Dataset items
· · · ·

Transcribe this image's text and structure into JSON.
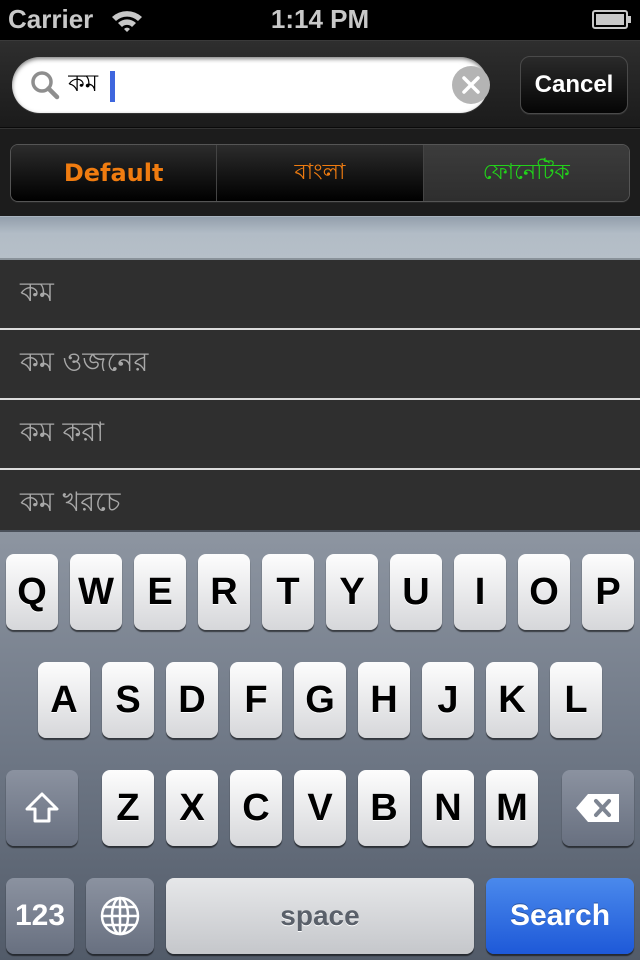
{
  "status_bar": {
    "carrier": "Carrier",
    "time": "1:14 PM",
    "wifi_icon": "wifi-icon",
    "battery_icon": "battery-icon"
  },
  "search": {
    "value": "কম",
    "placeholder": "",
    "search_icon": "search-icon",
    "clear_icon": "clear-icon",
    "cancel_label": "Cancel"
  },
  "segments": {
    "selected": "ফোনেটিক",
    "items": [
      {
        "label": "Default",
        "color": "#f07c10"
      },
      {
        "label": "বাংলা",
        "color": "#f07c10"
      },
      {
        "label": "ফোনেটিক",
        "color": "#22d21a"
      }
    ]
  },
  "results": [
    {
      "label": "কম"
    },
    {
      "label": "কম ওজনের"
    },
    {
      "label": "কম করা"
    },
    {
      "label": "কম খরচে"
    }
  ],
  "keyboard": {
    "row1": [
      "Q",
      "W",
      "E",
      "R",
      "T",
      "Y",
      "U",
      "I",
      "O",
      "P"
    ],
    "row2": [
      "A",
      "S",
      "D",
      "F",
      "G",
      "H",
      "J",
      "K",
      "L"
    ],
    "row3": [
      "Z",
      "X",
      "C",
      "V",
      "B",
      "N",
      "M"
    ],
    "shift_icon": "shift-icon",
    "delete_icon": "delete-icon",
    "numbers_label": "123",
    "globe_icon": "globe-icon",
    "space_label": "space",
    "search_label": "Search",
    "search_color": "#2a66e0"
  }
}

· · · ·

■ **Work to be completed**
Restate the data above exactly, stripping out each image.

■ **The completed task**
Transcribe this image's text and structure into JSON.
{
  "status_bar": {
    "carrier": "Carrier",
    "time": "1:14 PM",
    "wifi_icon": "wifi-icon",
    "battery_icon": "battery-icon"
  },
  "search": {
    "value": "কম",
    "placeholder": "",
    "search_icon": "search-icon",
    "clear_icon": "clear-icon",
    "cancel_label": "Cancel"
  },
  "segments": {
    "selected": "ফোনেটিক",
    "items": [
      {
        "label": "Default",
        "color": "#f07c10"
      },
      {
        "label": "বাংলা",
        "color": "#f07c10"
      },
      {
        "label": "ফোনেটিক",
        "color": "#22d21a"
      }
    ]
  },
  "results": [
    {
      "label": "কম"
    },
    {
      "label": "কম ওজনের"
    },
    {
      "label": "কম করা"
    },
    {
      "label": "কম খরচে"
    }
  ],
  "keyboard": {
    "row1": [
      "Q",
      "W",
      "E",
      "R",
      "T",
      "Y",
      "U",
      "I",
      "O",
      "P"
    ],
    "row2": [
      "A",
      "S",
      "D",
      "F",
      "G",
      "H",
      "J",
      "K",
      "L"
    ],
    "row3": [
      "Z",
      "X",
      "C",
      "V",
      "B",
      "N",
      "M"
    ],
    "shift_icon": "shift-icon",
    "delete_icon": "delete-icon",
    "numbers_label": "123",
    "globe_icon": "globe-icon",
    "space_label": "space",
    "search_label": "Search",
    "search_color": "#2a66e0"
  }
}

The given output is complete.